• **Your objective**
Repeat each record exactly as written, and drop any images.

• **Material for the task**
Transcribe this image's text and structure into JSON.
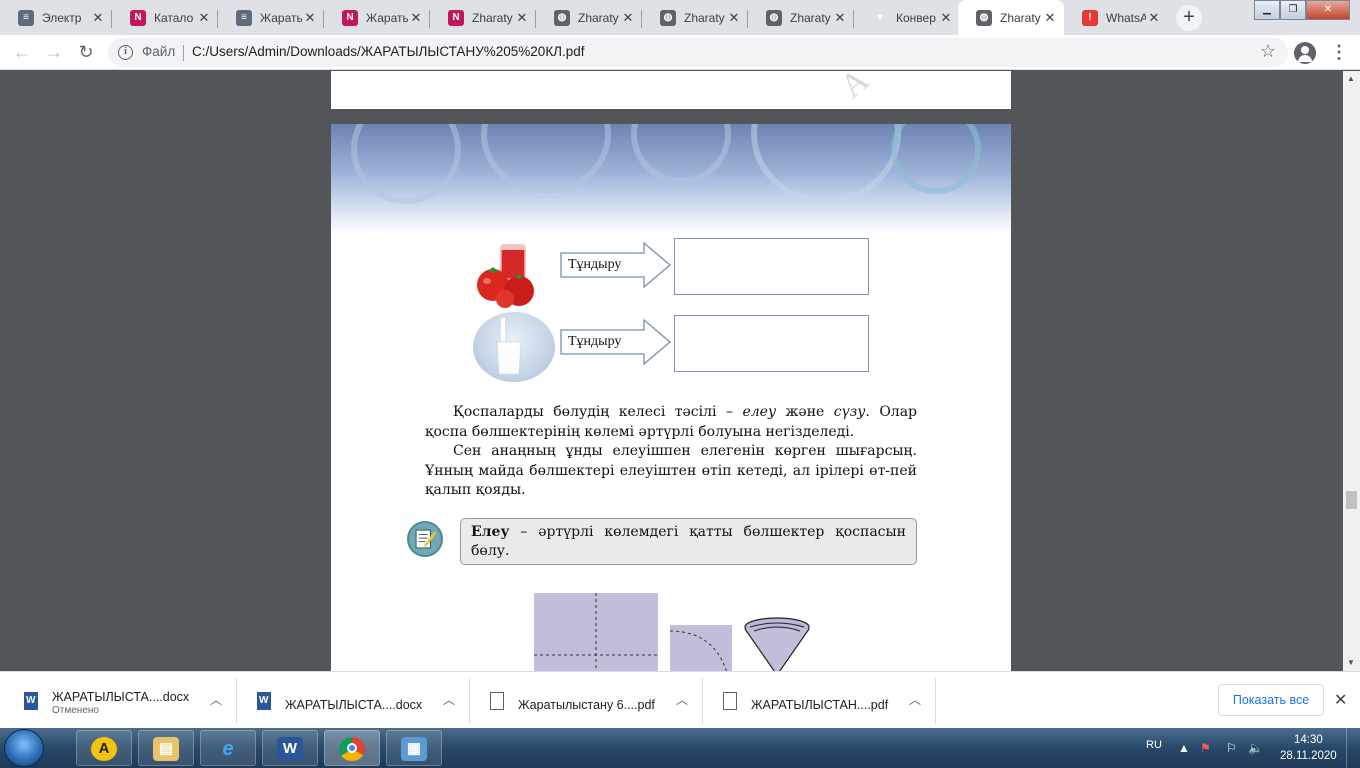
{
  "browser": {
    "tabs": [
      {
        "title": "Электр",
        "icon": "book-icon",
        "active": false
      },
      {
        "title": "Катало",
        "icon": "doc-red-icon",
        "active": false
      },
      {
        "title": "Жарать",
        "icon": "book-icon",
        "active": false
      },
      {
        "title": "Жарать",
        "icon": "doc-red-icon",
        "active": false
      },
      {
        "title": "Zharaty",
        "icon": "doc-red-icon",
        "active": false
      },
      {
        "title": "Zharaty",
        "icon": "globe-icon",
        "active": false
      },
      {
        "title": "Zharaty",
        "icon": "globe-icon",
        "active": false
      },
      {
        "title": "Zharaty",
        "icon": "globe-icon",
        "active": false
      },
      {
        "title": "Конвер",
        "icon": "heart-icon",
        "active": false
      },
      {
        "title": "Zharaty",
        "icon": "globe-icon",
        "active": true
      },
      {
        "title": "WhatsA",
        "icon": "alert-icon",
        "active": false
      }
    ],
    "omnibox": {
      "scheme_label": "Файл",
      "url": "C:/Users/Admin/Downloads/ЖАРАТЫЛЫСТАНУ%205%20КЛ.pdf"
    }
  },
  "pdf": {
    "arrow_label_1": "Тұндыру",
    "arrow_label_2": "Тұндыру",
    "para1": [
      "Қоспаларды бөлудің келесі тәсілі – ",
      "елеу",
      " және ",
      "сүзу",
      ". Олар қоспа бөлшектерінің көлемі әртүрлі болуына негізделеді."
    ],
    "para2": "Сен анаңның ұнды елеуішпен елегенін көрген шығарсың. Ұнның майда бөлшектері елеуіштен өтіп кетеді, ал ірілері өт-пей қалып қояды.",
    "definition_term": "Елеу",
    "definition_text": " – әртүрлі көлемдегі қатты бөлшектер қоспасын бөлу."
  },
  "downloads": [
    {
      "name": "ЖАРАТЫЛЫСТА....docx",
      "status": "Отменено",
      "type": "word"
    },
    {
      "name": "ЖАРАТЫЛЫСТА....docx",
      "status": "",
      "type": "word"
    },
    {
      "name": "Жаратылыстану 6....pdf",
      "status": "",
      "type": "file"
    },
    {
      "name": "ЖАРАТЫЛЫСТАН....pdf",
      "status": "",
      "type": "file"
    }
  ],
  "downloads_show_all": "Показать все",
  "taskbar": {
    "lang": "RU",
    "time": "14:30",
    "date": "28.11.2020"
  },
  "colors": {
    "accent": "#1a73e8",
    "banner": "#6c84b4",
    "figure": "#c3bddc"
  }
}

• **Correct output**
Transcribe this image's text and structure into JSON.
{
  "browser": {
    "tabs": [
      {
        "title": "Электр",
        "icon": "book-icon",
        "active": false
      },
      {
        "title": "Катало",
        "icon": "doc-red-icon",
        "active": false
      },
      {
        "title": "Жарать",
        "icon": "book-icon",
        "active": false
      },
      {
        "title": "Жарать",
        "icon": "doc-red-icon",
        "active": false
      },
      {
        "title": "Zharaty",
        "icon": "doc-red-icon",
        "active": false
      },
      {
        "title": "Zharaty",
        "icon": "globe-icon",
        "active": false
      },
      {
        "title": "Zharaty",
        "icon": "globe-icon",
        "active": false
      },
      {
        "title": "Zharaty",
        "icon": "globe-icon",
        "active": false
      },
      {
        "title": "Конвер",
        "icon": "heart-icon",
        "active": false
      },
      {
        "title": "Zharaty",
        "icon": "globe-icon",
        "active": true
      },
      {
        "title": "WhatsA",
        "icon": "alert-icon",
        "active": false
      }
    ],
    "omnibox": {
      "scheme_label": "Файл",
      "url": "C:/Users/Admin/Downloads/ЖАРАТЫЛЫСТАНУ%205%20КЛ.pdf"
    }
  },
  "pdf": {
    "arrow_label_1": "Тұндыру",
    "arrow_label_2": "Тұндыру",
    "para1": [
      "Қоспаларды бөлудің келесі тәсілі – ",
      "елеу",
      " және ",
      "сүзу",
      ". Олар қоспа бөлшектерінің көлемі әртүрлі болуына негізделеді."
    ],
    "para2": "Сен анаңның ұнды елеуішпен елегенін көрген шығарсың. Ұнның майда бөлшектері елеуіштен өтіп кетеді, ал ірілері өт-пей қалып қояды.",
    "definition_term": "Елеу",
    "definition_text": " – әртүрлі көлемдегі қатты бөлшектер қоспасын бөлу."
  },
  "downloads": [
    {
      "name": "ЖАРАТЫЛЫСТА....docx",
      "status": "Отменено",
      "type": "word"
    },
    {
      "name": "ЖАРАТЫЛЫСТА....docx",
      "status": "",
      "type": "word"
    },
    {
      "name": "Жаратылыстану 6....pdf",
      "status": "",
      "type": "file"
    },
    {
      "name": "ЖАРАТЫЛЫСТАН....pdf",
      "status": "",
      "type": "file"
    }
  ],
  "downloads_show_all": "Показать все",
  "taskbar": {
    "lang": "RU",
    "time": "14:30",
    "date": "28.11.2020"
  },
  "colors": {
    "accent": "#1a73e8",
    "banner": "#6c84b4",
    "figure": "#c3bddc"
  }
}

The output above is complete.